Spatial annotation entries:
+--
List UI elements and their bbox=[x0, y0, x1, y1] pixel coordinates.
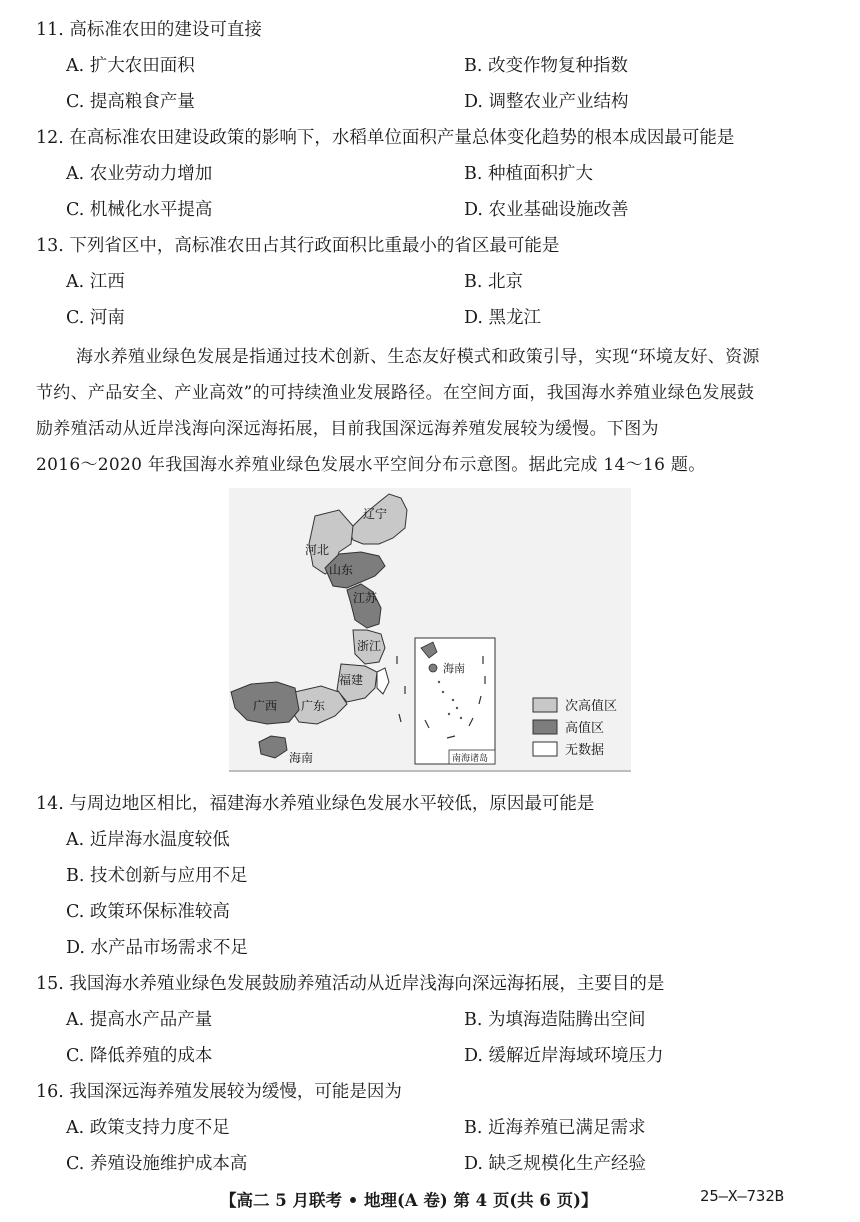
q14-option-b[interactable]: B. 技术创新与应用不足 bbox=[66, 866, 248, 886]
page-footer: 【高二 5 月联考 • 地理(A 卷) 第 4 页(共 6 页)】 bbox=[220, 1191, 598, 1210]
label-guangxi: 广西 bbox=[253, 699, 278, 713]
q12-option-c[interactable]: C. 机械化水平提高 bbox=[66, 200, 213, 220]
question-15-stem: 15. 我国海水养殖业绿色发展鼓励养殖活动从近岸浅海向深远海拓展，主要目的是 bbox=[36, 974, 665, 994]
legend-label-no-data: 无数据 bbox=[565, 743, 605, 758]
label-hebei: 河北 bbox=[305, 543, 330, 557]
q15-option-d[interactable]: D. 缓解近岸海域环境压力 bbox=[464, 1046, 664, 1066]
legend-swatch-no-data bbox=[533, 742, 557, 756]
q13-option-d[interactable]: D. 黑龙江 bbox=[464, 308, 542, 328]
inset-label-nanhai: 南海诸岛 bbox=[452, 754, 489, 764]
question-12-stem: 12. 在高标准农田建设政策的影响下，水稻单位面积产量总体变化趋势的根本成因最可能是 bbox=[36, 128, 735, 148]
question-11-stem: 11. 高标准农田的建设可直接 bbox=[36, 20, 262, 40]
label-liaoning: 辽宁 bbox=[363, 507, 388, 521]
label-shandong: 山东 bbox=[329, 563, 354, 577]
q12-option-b[interactable]: B. 种植面积扩大 bbox=[464, 164, 593, 184]
q12-option-a[interactable]: A. 农业劳动力增加 bbox=[66, 164, 213, 184]
label-fujian: 福建 bbox=[339, 673, 364, 687]
question-14-stem: 14. 与周边地区相比，福建海水养殖业绿色发展水平较低，原因最可能是 bbox=[36, 794, 595, 814]
q14-option-a[interactable]: A. 近岸海水温度较低 bbox=[66, 830, 230, 850]
exam-code: 25—X—732B bbox=[700, 1187, 784, 1205]
passage-line-3: 励养殖活动从近岸浅海向深远海拓展，目前我国深远海养殖发展较为缓慢。下图为 bbox=[36, 419, 659, 439]
q14-option-c[interactable]: C. 政策环保标准较高 bbox=[66, 902, 230, 922]
legend-swatch-high bbox=[533, 720, 557, 734]
q11-option-a[interactable]: A. 扩大农田面积 bbox=[66, 56, 195, 76]
label-guangdong: 广东 bbox=[301, 699, 326, 713]
label-zhejiang: 浙江 bbox=[357, 639, 382, 653]
coastal-provinces-map bbox=[229, 488, 631, 772]
passage-line-2: 节约、产品安全、产业高效”的可持续渔业发展路径。在空间方面，我国海水养殖业绿色发展鼓 bbox=[36, 383, 755, 403]
legend-swatch-sub-high bbox=[533, 698, 557, 712]
q16-option-c[interactable]: C. 养殖设施维护成本高 bbox=[66, 1154, 248, 1174]
label-hainan: 海南 bbox=[289, 751, 314, 765]
q11-option-b[interactable]: B. 改变作物复种指数 bbox=[464, 56, 628, 76]
label-jiangsu: 江苏 bbox=[353, 591, 378, 605]
q14-option-d[interactable]: D. 水产品市场需求不足 bbox=[66, 938, 249, 958]
inset-label-hainan: 海南 bbox=[443, 662, 465, 675]
q15-option-c[interactable]: C. 降低养殖的成本 bbox=[66, 1046, 213, 1066]
q16-option-b[interactable]: B. 近海养殖已满足需求 bbox=[464, 1118, 646, 1138]
legend-label-sub-high: 次高值区 bbox=[565, 699, 618, 714]
q13-option-a[interactable]: A. 江西 bbox=[66, 272, 125, 292]
question-13-stem: 13. 下列省区中，高标准农田占其行政面积比重最小的省区最可能是 bbox=[36, 236, 560, 256]
q16-option-a[interactable]: A. 政策支持力度不足 bbox=[66, 1118, 230, 1138]
question-16-stem: 16. 我国深远海养殖发展较为缓慢，可能是因为 bbox=[36, 1082, 402, 1102]
passage-line-4: 2016～2020 年我国海水养殖业绿色发展水平空间分布示意图。据此完成 14～16 题。 bbox=[36, 455, 706, 475]
q11-option-c[interactable]: C. 提高粮食产量 bbox=[66, 92, 195, 112]
q13-option-c[interactable]: C. 河南 bbox=[66, 308, 125, 328]
q15-option-b[interactable]: B. 为填海造陆腾出空间 bbox=[464, 1010, 646, 1030]
q13-option-b[interactable]: B. 北京 bbox=[464, 272, 523, 292]
passage-line-1: 海水养殖业绿色发展是指通过技术创新、生态友好模式和政策引导，实现“环境友好、资源 bbox=[76, 347, 760, 367]
q15-option-a[interactable]: A. 提高水产品产量 bbox=[66, 1010, 213, 1030]
q12-option-d[interactable]: D. 农业基础设施改善 bbox=[464, 200, 629, 220]
q16-option-d[interactable]: D. 缺乏规模化生产经验 bbox=[464, 1154, 647, 1174]
q11-option-d[interactable]: D. 调整农业产业结构 bbox=[464, 92, 629, 112]
legend-label-high: 高值区 bbox=[565, 721, 605, 736]
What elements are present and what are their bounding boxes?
+--
### REQUIREMENTS
Retype the entire listing above line for line without any alteration, leaving out the picture.

### EXERCISE RESPONSE
List UI elements and their bbox=[x0, y0, x1, y1] pixel coordinates.
q14-option-b[interactable]: B. 技术创新与应用不足 bbox=[66, 866, 248, 886]
page-footer: 【高二 5 月联考 • 地理(A 卷) 第 4 页(共 6 页)】 bbox=[220, 1191, 598, 1210]
label-guangxi: 广西 bbox=[253, 699, 278, 713]
q12-option-c[interactable]: C. 机械化水平提高 bbox=[66, 200, 213, 220]
question-15-stem: 15. 我国海水养殖业绿色发展鼓励养殖活动从近岸浅海向深远海拓展，主要目的是 bbox=[36, 974, 665, 994]
legend-label-no-data: 无数据 bbox=[565, 743, 605, 758]
label-hebei: 河北 bbox=[305, 543, 330, 557]
q15-option-d[interactable]: D. 缓解近岸海域环境压力 bbox=[464, 1046, 664, 1066]
legend-swatch-no-data bbox=[533, 742, 557, 756]
q13-option-d[interactable]: D. 黑龙江 bbox=[464, 308, 542, 328]
inset-label-nanhai: 南海诸岛 bbox=[452, 754, 489, 764]
question-12-stem: 12. 在高标准农田建设政策的影响下，水稻单位面积产量总体变化趋势的根本成因最可能是 bbox=[36, 128, 735, 148]
question-11-stem: 11. 高标准农田的建设可直接 bbox=[36, 20, 262, 40]
label-liaoning: 辽宁 bbox=[363, 507, 388, 521]
label-shandong: 山东 bbox=[329, 563, 354, 577]
q12-option-b[interactable]: B. 种植面积扩大 bbox=[464, 164, 593, 184]
q12-option-a[interactable]: A. 农业劳动力增加 bbox=[66, 164, 213, 184]
label-fujian: 福建 bbox=[339, 673, 364, 687]
question-14-stem: 14. 与周边地区相比，福建海水养殖业绿色发展水平较低，原因最可能是 bbox=[36, 794, 595, 814]
q14-option-a[interactable]: A. 近岸海水温度较低 bbox=[66, 830, 230, 850]
exam-code: 25—X—732B bbox=[700, 1187, 784, 1205]
passage-line-3: 励养殖活动从近岸浅海向深远海拓展，目前我国深远海养殖发展较为缓慢。下图为 bbox=[36, 419, 659, 439]
q14-option-c[interactable]: C. 政策环保标准较高 bbox=[66, 902, 230, 922]
legend-swatch-high bbox=[533, 720, 557, 734]
q11-option-a[interactable]: A. 扩大农田面积 bbox=[66, 56, 195, 76]
label-guangdong: 广东 bbox=[301, 699, 326, 713]
label-zhejiang: 浙江 bbox=[357, 639, 382, 653]
coastal-provinces-map bbox=[229, 488, 631, 772]
passage-line-2: 节约、产品安全、产业高效”的可持续渔业发展路径。在空间方面，我国海水养殖业绿色发展鼓 bbox=[36, 383, 755, 403]
legend-swatch-sub-high bbox=[533, 698, 557, 712]
q16-option-c[interactable]: C. 养殖设施维护成本高 bbox=[66, 1154, 248, 1174]
label-hainan: 海南 bbox=[289, 751, 314, 765]
q11-option-b[interactable]: B. 改变作物复种指数 bbox=[464, 56, 628, 76]
label-jiangsu: 江苏 bbox=[353, 591, 378, 605]
q14-option-d[interactable]: D. 水产品市场需求不足 bbox=[66, 938, 249, 958]
inset-label-hainan: 海南 bbox=[443, 662, 465, 675]
q15-option-c[interactable]: C. 降低养殖的成本 bbox=[66, 1046, 213, 1066]
q16-option-b[interactable]: B. 近海养殖已满足需求 bbox=[464, 1118, 646, 1138]
legend-label-sub-high: 次高值区 bbox=[565, 699, 618, 714]
q13-option-a[interactable]: A. 江西 bbox=[66, 272, 125, 292]
question-13-stem: 13. 下列省区中，高标准农田占其行政面积比重最小的省区最可能是 bbox=[36, 236, 560, 256]
q16-option-a[interactable]: A. 政策支持力度不足 bbox=[66, 1118, 230, 1138]
question-16-stem: 16. 我国深远海养殖发展较为缓慢，可能是因为 bbox=[36, 1082, 402, 1102]
passage-line-4: 2016～2020 年我国海水养殖业绿色发展水平空间分布示意图。据此完成 14～16 题。 bbox=[36, 455, 706, 475]
q11-option-c[interactable]: C. 提高粮食产量 bbox=[66, 92, 195, 112]
q13-option-c[interactable]: C. 河南 bbox=[66, 308, 125, 328]
q15-option-b[interactable]: B. 为填海造陆腾出空间 bbox=[464, 1010, 646, 1030]
q13-option-b[interactable]: B. 北京 bbox=[464, 272, 523, 292]
passage-line-1: 海水养殖业绿色发展是指通过技术创新、生态友好模式和政策引导，实现“环境友好、资源 bbox=[76, 347, 760, 367]
q15-option-a[interactable]: A. 提高水产品产量 bbox=[66, 1010, 213, 1030]
q12-option-d[interactable]: D. 农业基础设施改善 bbox=[464, 200, 629, 220]
q16-option-d[interactable]: D. 缺乏规模化生产经验 bbox=[464, 1154, 647, 1174]
q11-option-d[interactable]: D. 调整农业产业结构 bbox=[464, 92, 629, 112]
legend-label-high: 高值区 bbox=[565, 721, 605, 736]
What elements are present and what are their bounding boxes?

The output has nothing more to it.